TASK INSTRUCTIONS
Output the data that follows exactly, line for line.

#### THE INPUT ####

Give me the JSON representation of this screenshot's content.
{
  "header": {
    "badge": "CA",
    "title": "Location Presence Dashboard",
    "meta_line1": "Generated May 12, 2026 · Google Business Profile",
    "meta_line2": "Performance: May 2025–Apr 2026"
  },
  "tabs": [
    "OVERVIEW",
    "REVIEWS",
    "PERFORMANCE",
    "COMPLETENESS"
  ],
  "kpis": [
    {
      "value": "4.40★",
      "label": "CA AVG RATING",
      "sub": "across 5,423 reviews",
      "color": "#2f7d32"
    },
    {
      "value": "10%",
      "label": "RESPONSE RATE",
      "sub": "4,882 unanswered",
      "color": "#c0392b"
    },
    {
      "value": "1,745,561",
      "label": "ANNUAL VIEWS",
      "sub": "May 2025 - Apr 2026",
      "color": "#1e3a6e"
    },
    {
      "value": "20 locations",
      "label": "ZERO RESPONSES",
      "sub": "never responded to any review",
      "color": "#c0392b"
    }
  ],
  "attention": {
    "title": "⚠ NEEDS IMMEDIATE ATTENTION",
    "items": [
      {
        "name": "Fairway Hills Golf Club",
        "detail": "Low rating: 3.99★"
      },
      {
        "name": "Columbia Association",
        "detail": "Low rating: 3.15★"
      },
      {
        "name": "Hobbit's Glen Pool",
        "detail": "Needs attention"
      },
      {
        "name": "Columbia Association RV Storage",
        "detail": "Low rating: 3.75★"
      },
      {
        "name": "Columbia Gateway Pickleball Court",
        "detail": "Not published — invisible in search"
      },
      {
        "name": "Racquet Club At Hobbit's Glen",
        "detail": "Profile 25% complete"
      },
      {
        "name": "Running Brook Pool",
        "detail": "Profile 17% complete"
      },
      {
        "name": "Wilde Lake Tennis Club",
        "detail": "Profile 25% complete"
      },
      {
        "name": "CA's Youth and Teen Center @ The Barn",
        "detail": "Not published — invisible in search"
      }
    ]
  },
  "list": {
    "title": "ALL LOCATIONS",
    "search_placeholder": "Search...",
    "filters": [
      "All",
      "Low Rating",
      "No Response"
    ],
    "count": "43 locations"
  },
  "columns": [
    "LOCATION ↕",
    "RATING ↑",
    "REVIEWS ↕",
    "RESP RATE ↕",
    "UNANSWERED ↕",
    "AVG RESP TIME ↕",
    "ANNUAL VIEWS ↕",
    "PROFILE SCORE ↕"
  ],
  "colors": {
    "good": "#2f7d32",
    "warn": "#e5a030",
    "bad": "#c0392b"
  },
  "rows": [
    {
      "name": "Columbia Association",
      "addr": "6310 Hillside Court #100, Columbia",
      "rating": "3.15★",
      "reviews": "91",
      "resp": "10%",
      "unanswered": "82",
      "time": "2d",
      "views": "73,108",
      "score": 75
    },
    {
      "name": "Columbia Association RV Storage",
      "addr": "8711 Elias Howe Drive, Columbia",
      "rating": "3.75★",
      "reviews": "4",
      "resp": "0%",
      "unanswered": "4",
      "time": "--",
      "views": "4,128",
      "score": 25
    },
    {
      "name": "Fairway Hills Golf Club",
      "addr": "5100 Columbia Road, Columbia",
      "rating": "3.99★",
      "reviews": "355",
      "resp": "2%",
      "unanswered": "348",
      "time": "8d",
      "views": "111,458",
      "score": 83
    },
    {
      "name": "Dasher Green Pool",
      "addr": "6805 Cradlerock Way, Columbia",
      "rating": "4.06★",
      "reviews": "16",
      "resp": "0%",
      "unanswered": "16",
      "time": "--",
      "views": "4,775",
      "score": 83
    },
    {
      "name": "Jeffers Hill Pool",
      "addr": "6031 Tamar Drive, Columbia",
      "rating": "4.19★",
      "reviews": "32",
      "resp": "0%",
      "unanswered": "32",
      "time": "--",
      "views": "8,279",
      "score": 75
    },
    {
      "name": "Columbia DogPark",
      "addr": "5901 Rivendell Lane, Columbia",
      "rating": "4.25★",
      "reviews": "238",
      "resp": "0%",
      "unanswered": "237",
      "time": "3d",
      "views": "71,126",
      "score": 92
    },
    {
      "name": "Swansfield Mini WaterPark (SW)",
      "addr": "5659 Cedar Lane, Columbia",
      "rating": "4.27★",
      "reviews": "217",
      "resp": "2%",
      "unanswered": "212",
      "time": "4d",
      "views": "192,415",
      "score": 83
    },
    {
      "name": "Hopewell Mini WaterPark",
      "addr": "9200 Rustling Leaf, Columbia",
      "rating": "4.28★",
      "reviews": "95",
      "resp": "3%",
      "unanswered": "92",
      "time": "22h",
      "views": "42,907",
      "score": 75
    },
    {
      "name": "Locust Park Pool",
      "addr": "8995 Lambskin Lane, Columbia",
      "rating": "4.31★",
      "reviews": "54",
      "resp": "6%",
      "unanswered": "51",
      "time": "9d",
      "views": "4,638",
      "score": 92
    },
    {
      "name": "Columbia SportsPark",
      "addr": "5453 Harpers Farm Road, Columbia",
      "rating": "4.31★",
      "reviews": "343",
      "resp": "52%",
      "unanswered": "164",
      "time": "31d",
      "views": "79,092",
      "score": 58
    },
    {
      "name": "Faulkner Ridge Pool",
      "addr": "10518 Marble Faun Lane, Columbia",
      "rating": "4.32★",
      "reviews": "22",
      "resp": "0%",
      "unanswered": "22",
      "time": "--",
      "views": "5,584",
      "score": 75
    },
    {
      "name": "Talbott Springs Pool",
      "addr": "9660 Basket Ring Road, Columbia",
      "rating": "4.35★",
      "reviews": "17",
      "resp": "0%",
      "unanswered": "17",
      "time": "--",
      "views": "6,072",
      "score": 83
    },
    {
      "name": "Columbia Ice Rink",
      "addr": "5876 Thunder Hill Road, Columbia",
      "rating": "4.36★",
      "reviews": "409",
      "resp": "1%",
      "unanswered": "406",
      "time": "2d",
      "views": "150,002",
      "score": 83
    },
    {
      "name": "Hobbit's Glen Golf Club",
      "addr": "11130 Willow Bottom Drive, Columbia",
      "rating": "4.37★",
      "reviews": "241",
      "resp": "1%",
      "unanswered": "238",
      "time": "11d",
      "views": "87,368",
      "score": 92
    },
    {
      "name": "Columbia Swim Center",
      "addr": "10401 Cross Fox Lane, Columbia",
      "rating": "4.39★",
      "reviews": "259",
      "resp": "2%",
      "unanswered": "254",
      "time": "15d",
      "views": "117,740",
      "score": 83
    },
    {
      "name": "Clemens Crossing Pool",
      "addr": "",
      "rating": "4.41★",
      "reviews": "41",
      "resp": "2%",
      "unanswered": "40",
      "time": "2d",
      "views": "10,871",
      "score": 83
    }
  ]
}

####

ANSWER BELOW
Give me the JSON representation of this screenshot's content.
{
  "header": {
    "badge": "CA",
    "title": "Location Presence Dashboard",
    "meta_line1": "Generated May 12, 2026 · Google Business Profile",
    "meta_line2": "Performance: May 2025–Apr 2026"
  },
  "tabs": [
    "OVERVIEW",
    "REVIEWS",
    "PERFORMANCE",
    "COMPLETENESS"
  ],
  "kpis": [
    {
      "value": "4.40★",
      "label": "CA AVG RATING",
      "sub": "across 5,423 reviews",
      "color": "#2f7d32"
    },
    {
      "value": "10%",
      "label": "RESPONSE RATE",
      "sub": "4,882 unanswered",
      "color": "#c0392b"
    },
    {
      "value": "1,745,561",
      "label": "ANNUAL VIEWS",
      "sub": "May 2025 - Apr 2026",
      "color": "#1e3a6e"
    },
    {
      "value": "20 locations",
      "label": "ZERO RESPONSES",
      "sub": "never responded to any review",
      "color": "#c0392b"
    }
  ],
  "attention": {
    "title": "⚠ NEEDS IMMEDIATE ATTENTION",
    "items": [
      {
        "name": "Fairway Hills Golf Club",
        "detail": "Low rating: 3.99★"
      },
      {
        "name": "Columbia Association",
        "detail": "Low rating: 3.15★"
      },
      {
        "name": "Hobbit's Glen Pool",
        "detail": "Needs attention"
      },
      {
        "name": "Columbia Association RV Storage",
        "detail": "Low rating: 3.75★"
      },
      {
        "name": "Columbia Gateway Pickleball Court",
        "detail": "Not published — invisible in search"
      },
      {
        "name": "Racquet Club At Hobbit's Glen",
        "detail": "Profile 25% complete"
      },
      {
        "name": "Running Brook Pool",
        "detail": "Profile 17% complete"
      },
      {
        "name": "Wilde Lake Tennis Club",
        "detail": "Profile 25% complete"
      },
      {
        "name": "CA's Youth and Teen Center @ The Barn",
        "detail": "Not published — invisible in search"
      }
    ]
  },
  "list": {
    "title": "ALL LOCATIONS",
    "search_placeholder": "Search...",
    "filters": [
      "All",
      "Low Rating",
      "No Response"
    ],
    "count": "43 locations"
  },
  "columns": [
    "LOCATION ↕",
    "RATING ↑",
    "REVIEWS ↕",
    "RESP RATE ↕",
    "UNANSWERED ↕",
    "AVG RESP TIME ↕",
    "ANNUAL VIEWS ↕",
    "PROFILE SCORE ↕"
  ],
  "colors": {
    "good": "#2f7d32",
    "warn": "#e5a030",
    "bad": "#c0392b"
  },
  "rows": [
    {
      "name": "Columbia Association",
      "addr": "6310 Hillside Court #100, Columbia",
      "rating": "3.15★",
      "reviews": "91",
      "resp": "10%",
      "unanswered": "82",
      "time": "2d",
      "views": "73,108",
      "score": 75
    },
    {
      "name": "Columbia Association RV Storage",
      "addr": "8711 Elias Howe Drive, Columbia",
      "rating": "3.75★",
      "reviews": "4",
      "resp": "0%",
      "unanswered": "4",
      "time": "--",
      "views": "4,128",
      "score": 25
    },
    {
      "name": "Fairway Hills Golf Club",
      "addr": "5100 Columbia Road, Columbia",
      "rating": "3.99★",
      "reviews": "355",
      "resp": "2%",
      "unanswered": "348",
      "time": "8d",
      "views": "111,458",
      "score": 83
    },
    {
      "name": "Dasher Green Pool",
      "addr": "6805 Cradlerock Way, Columbia",
      "rating": "4.06★",
      "reviews": "16",
      "resp": "0%",
      "unanswered": "16",
      "time": "--",
      "views": "4,775",
      "score": 83
    },
    {
      "name": "Jeffers Hill Pool",
      "addr": "6031 Tamar Drive, Columbia",
      "rating": "4.19★",
      "reviews": "32",
      "resp": "0%",
      "unanswered": "32",
      "time": "--",
      "views": "8,279",
      "score": 75
    },
    {
      "name": "Columbia DogPark",
      "addr": "5901 Rivendell Lane, Columbia",
      "rating": "4.25★",
      "reviews": "238",
      "resp": "0%",
      "unanswered": "237",
      "time": "3d",
      "views": "71,126",
      "score": 92
    },
    {
      "name": "Swansfield Mini WaterPark (SW)",
      "addr": "5659 Cedar Lane, Columbia",
      "rating": "4.27★",
      "reviews": "217",
      "resp": "2%",
      "unanswered": "212",
      "time": "4d",
      "views": "192,415",
      "score": 83
    },
    {
      "name": "Hopewell Mini WaterPark",
      "addr": "9200 Rustling Leaf, Columbia",
      "rating": "4.28★",
      "reviews": "95",
      "resp": "3%",
      "unanswered": "92",
      "time": "22h",
      "views": "42,907",
      "score": 75
    },
    {
      "name": "Locust Park Pool",
      "addr": "8995 Lambskin Lane, Columbia",
      "rating": "4.31★",
      "reviews": "54",
      "resp": "6%",
      "unanswered": "51",
      "time": "9d",
      "views": "4,638",
      "score": 92
    },
    {
      "name": "Columbia SportsPark",
      "addr": "5453 Harpers Farm Road, Columbia",
      "rating": "4.31★",
      "reviews": "343",
      "resp": "52%",
      "unanswered": "164",
      "time": "31d",
      "views": "79,092",
      "score": 58
    },
    {
      "name": "Faulkner Ridge Pool",
      "addr": "10518 Marble Faun Lane, Columbia",
      "rating": "4.32★",
      "reviews": "22",
      "resp": "0%",
      "unanswered": "22",
      "time": "--",
      "views": "5,584",
      "score": 75
    },
    {
      "name": "Talbott Springs Pool",
      "addr": "9660 Basket Ring Road, Columbia",
      "rating": "4.35★",
      "reviews": "17",
      "resp": "0%",
      "unanswered": "17",
      "time": "--",
      "views": "6,072",
      "score": 83
    },
    {
      "name": "Columbia Ice Rink",
      "addr": "5876 Thunder Hill Road, Columbia",
      "rating": "4.36★",
      "reviews": "409",
      "resp": "1%",
      "unanswered": "406",
      "time": "2d",
      "views": "150,002",
      "score": 83
    },
    {
      "name": "Hobbit's Glen Golf Club",
      "addr": "11130 Willow Bottom Drive, Columbia",
      "rating": "4.37★",
      "reviews": "241",
      "resp": "1%",
      "unanswered": "238",
      "time": "11d",
      "views": "87,368",
      "score": 92
    },
    {
      "name": "Columbia Swim Center",
      "addr": "10401 Cross Fox Lane, Columbia",
      "rating": "4.39★",
      "reviews": "259",
      "resp": "2%",
      "unanswered": "254",
      "time": "15d",
      "views": "117,740",
      "score": 83
    },
    {
      "name": "Clemens Crossing Pool",
      "addr": "",
      "rating": "4.41★",
      "reviews": "41",
      "resp": "2%",
      "unanswered": "40",
      "time": "2d",
      "views": "10,871",
      "score": 83
    }
  ]
}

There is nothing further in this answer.